Starting at the line that contains "day-info: Sunrise: 5:04" and stopping after the line that contains "day-info: Sunrise: 5:12", copy those lines with every "Sunset" changed to "Sundown" and everything else left unchanged.

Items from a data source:

------------

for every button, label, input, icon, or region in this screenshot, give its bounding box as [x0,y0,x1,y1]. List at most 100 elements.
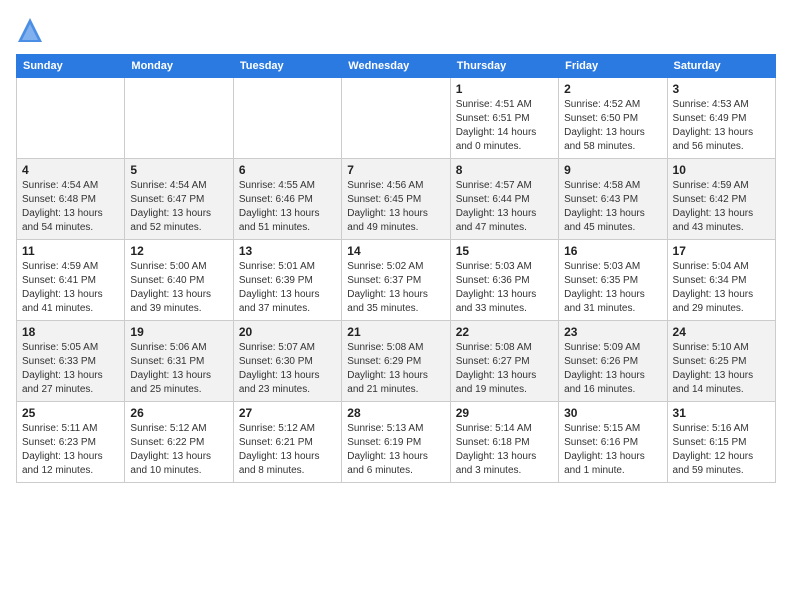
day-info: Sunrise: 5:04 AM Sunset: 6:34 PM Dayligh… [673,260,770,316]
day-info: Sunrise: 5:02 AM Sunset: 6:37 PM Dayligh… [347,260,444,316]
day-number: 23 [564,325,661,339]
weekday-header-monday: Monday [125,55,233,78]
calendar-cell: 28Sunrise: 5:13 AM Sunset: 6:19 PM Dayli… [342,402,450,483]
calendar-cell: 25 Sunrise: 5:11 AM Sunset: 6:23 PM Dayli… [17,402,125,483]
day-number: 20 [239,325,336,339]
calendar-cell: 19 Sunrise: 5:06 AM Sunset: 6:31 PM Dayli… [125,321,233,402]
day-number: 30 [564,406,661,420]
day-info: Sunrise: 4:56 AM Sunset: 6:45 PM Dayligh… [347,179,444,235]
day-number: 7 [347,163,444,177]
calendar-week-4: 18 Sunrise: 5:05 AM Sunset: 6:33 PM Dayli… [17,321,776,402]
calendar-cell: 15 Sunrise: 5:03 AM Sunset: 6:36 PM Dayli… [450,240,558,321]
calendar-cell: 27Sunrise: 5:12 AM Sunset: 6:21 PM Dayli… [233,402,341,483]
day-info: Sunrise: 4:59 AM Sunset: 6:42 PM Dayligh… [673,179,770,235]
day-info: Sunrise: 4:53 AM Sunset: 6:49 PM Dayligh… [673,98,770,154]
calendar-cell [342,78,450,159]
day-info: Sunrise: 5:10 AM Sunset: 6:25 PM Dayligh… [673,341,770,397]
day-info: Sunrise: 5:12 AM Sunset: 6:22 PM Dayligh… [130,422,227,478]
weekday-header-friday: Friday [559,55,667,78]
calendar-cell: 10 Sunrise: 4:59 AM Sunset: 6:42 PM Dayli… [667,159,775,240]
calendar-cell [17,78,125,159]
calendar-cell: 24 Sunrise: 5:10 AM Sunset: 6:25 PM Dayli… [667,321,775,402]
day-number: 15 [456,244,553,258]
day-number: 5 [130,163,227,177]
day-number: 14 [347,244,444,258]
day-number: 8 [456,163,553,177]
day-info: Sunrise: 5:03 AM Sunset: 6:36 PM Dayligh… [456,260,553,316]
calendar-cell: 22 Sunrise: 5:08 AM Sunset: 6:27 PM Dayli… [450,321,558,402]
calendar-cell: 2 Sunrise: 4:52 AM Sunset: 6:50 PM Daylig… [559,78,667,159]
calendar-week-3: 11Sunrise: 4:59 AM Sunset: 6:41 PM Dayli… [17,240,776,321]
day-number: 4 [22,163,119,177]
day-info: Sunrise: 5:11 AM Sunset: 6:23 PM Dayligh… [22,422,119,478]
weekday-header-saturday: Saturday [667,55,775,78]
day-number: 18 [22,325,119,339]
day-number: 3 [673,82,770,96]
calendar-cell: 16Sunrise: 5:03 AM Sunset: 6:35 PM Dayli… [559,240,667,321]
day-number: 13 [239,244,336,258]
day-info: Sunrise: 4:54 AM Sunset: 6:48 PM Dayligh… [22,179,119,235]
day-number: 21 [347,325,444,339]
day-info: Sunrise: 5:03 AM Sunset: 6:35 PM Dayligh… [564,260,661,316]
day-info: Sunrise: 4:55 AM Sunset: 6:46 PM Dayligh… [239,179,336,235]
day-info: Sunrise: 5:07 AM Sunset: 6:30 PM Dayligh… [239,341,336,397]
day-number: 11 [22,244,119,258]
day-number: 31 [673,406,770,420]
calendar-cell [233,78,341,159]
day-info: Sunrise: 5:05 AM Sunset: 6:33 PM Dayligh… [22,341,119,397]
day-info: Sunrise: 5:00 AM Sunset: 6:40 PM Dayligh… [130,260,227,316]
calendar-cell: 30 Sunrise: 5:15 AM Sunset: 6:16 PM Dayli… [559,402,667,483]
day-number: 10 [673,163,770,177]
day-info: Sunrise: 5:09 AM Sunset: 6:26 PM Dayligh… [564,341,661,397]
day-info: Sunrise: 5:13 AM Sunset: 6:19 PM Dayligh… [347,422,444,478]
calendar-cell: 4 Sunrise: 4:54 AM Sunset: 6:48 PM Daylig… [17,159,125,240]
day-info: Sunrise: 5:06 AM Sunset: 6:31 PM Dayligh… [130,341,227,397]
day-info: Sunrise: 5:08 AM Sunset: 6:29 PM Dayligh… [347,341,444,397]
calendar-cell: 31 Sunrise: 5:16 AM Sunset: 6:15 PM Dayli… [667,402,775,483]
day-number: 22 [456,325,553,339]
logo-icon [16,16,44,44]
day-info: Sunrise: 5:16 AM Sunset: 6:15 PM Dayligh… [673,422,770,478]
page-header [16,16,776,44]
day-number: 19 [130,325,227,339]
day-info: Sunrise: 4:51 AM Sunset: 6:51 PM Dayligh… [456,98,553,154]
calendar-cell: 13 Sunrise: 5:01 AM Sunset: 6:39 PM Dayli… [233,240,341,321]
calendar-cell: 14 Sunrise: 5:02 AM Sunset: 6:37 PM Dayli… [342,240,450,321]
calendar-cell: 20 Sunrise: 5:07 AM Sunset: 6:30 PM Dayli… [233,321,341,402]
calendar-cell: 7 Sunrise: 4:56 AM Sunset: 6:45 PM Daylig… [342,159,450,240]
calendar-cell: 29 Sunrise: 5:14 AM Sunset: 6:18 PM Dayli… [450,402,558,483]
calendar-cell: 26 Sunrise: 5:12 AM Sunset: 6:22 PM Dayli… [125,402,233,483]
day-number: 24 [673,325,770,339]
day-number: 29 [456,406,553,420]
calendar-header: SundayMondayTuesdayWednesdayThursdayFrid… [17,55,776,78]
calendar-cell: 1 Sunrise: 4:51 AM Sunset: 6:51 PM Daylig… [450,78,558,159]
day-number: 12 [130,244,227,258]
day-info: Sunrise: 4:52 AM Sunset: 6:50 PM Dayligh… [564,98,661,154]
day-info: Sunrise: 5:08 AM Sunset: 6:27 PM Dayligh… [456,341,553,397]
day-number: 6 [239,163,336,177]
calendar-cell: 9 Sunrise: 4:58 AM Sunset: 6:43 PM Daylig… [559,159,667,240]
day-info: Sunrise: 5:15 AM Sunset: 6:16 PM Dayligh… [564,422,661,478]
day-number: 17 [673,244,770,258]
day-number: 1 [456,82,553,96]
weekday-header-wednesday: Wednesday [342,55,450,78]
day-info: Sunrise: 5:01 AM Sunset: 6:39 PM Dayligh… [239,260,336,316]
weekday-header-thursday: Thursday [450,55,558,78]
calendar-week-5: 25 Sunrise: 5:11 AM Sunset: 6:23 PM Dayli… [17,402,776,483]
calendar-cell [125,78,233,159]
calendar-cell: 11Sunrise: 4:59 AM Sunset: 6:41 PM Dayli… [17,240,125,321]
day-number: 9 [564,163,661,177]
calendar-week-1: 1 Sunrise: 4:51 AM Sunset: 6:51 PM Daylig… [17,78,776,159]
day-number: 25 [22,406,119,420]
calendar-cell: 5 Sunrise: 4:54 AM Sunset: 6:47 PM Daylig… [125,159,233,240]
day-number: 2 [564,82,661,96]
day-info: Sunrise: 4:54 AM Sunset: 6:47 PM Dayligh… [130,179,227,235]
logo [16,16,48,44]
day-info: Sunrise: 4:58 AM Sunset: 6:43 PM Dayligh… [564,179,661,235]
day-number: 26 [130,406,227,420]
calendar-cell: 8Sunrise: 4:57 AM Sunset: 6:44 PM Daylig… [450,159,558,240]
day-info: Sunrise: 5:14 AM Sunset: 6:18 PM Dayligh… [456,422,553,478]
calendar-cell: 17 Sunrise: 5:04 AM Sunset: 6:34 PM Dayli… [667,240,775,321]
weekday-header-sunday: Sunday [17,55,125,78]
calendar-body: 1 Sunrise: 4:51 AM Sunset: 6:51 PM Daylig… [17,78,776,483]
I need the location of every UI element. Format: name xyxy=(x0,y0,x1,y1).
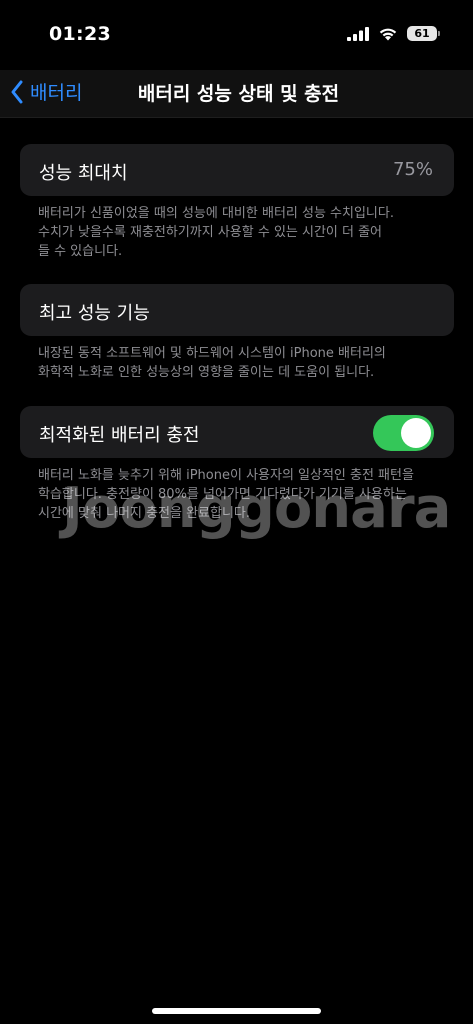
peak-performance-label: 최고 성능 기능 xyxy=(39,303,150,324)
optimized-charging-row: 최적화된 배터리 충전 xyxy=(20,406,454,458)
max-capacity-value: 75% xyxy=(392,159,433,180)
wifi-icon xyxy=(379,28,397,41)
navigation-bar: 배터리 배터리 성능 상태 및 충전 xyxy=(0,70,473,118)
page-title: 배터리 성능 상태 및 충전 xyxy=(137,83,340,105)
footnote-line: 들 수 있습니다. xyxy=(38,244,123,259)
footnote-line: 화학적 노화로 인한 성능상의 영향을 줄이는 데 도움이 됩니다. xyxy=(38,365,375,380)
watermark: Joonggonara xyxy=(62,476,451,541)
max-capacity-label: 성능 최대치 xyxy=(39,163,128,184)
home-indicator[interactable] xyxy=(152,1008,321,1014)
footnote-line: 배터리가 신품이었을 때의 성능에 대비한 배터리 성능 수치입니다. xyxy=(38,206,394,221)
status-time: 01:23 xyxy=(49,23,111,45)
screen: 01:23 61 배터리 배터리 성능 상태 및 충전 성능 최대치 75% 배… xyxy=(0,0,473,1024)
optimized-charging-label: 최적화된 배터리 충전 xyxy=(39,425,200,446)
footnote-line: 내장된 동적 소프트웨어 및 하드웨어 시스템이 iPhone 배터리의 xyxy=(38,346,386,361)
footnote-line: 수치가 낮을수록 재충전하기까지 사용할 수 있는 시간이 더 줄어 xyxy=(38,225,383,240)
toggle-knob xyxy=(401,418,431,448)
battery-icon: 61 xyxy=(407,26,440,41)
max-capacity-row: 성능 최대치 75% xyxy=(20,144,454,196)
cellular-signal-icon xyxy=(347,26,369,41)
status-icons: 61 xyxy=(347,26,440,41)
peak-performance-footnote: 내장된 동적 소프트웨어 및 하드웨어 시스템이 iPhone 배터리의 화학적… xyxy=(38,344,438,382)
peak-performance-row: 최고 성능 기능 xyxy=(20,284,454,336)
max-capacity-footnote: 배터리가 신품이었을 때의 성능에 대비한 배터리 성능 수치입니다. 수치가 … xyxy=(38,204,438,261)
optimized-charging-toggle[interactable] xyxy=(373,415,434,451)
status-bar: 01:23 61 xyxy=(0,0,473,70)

------------

**The output**
day-info: Sunrise: 5:04 AM Sundown: 6:34 PM Dayligh… [673,260,770,316]
day-info: Sunrise: 5:02 AM Sundown: 6:37 PM Dayligh… [347,260,444,316]
day-number: 23 [564,325,661,339]
weekday-header-monday: Monday [125,55,233,78]
calendar-cell: 28Sunrise: 5:13 AM Sundown: 6:19 PM Dayli… [342,402,450,483]
calendar-cell: 25 Sunrise: 5:11 AM Sundown: 6:23 PM Dayli… [17,402,125,483]
day-number: 20 [239,325,336,339]
calendar-cell: 19 Sunrise: 5:06 AM Sundown: 6:31 PM Dayli… [125,321,233,402]
day-number: 30 [564,406,661,420]
day-info: Sunrise: 4:56 AM Sundown: 6:45 PM Dayligh… [347,179,444,235]
day-number: 7 [347,163,444,177]
calendar-week-4: 18 Sunrise: 5:05 AM Sundown: 6:33 PM Dayli… [17,321,776,402]
calendar-cell: 15 Sunrise: 5:03 AM Sundown: 6:36 PM Dayli… [450,240,558,321]
calendar-cell: 27Sunrise: 5:12 AM Sundown: 6:21 PM Dayli… [233,402,341,483]
day-info: Sunrise: 4:59 AM Sundown: 6:42 PM Dayligh… [673,179,770,235]
day-info: Sunrise: 4:53 AM Sundown: 6:49 PM Dayligh… [673,98,770,154]
calendar-cell [342,78,450,159]
day-info: Sunrise: 5:10 AM Sundown: 6:25 PM Dayligh… [673,341,770,397]
day-info: Sunrise: 5:12 AM Sundown: 6:22 PM Dayligh… [130,422,227,478]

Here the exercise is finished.